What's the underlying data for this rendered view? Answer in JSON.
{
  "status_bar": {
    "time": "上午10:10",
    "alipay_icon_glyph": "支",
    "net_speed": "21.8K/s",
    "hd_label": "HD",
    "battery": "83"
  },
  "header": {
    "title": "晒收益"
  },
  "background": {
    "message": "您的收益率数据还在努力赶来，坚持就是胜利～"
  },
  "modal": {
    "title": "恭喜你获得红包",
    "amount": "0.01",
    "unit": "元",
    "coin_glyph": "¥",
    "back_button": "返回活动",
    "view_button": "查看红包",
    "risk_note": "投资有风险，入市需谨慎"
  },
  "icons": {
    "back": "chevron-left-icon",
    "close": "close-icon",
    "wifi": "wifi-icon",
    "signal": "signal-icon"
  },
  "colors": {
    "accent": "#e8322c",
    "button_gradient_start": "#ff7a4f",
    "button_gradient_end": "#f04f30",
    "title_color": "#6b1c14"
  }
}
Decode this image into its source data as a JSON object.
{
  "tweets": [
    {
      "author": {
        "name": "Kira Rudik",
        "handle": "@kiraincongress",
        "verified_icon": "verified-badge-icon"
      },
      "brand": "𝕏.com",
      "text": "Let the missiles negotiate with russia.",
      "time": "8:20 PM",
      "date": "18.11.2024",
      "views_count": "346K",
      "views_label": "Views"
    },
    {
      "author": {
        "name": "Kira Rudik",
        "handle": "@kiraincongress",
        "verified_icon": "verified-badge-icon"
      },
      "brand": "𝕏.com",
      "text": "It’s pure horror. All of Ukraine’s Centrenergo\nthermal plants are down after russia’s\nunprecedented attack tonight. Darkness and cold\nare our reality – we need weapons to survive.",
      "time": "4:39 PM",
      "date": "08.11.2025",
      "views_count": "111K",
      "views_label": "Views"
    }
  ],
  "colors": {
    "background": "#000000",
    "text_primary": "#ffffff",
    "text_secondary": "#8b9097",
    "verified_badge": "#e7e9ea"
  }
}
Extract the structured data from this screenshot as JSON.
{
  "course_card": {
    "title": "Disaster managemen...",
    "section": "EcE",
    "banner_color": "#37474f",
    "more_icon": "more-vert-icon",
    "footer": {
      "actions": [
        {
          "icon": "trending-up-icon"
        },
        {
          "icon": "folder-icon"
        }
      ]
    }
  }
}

● Exercise brief
In the records above, find the lines containing "this" and copy them.

● Finished exercise
What's the underlying data for this rendered view? Answer in JSON.
Decode this image into its source data as a JSON object.
Extract the structured data from this screenshot as JSON.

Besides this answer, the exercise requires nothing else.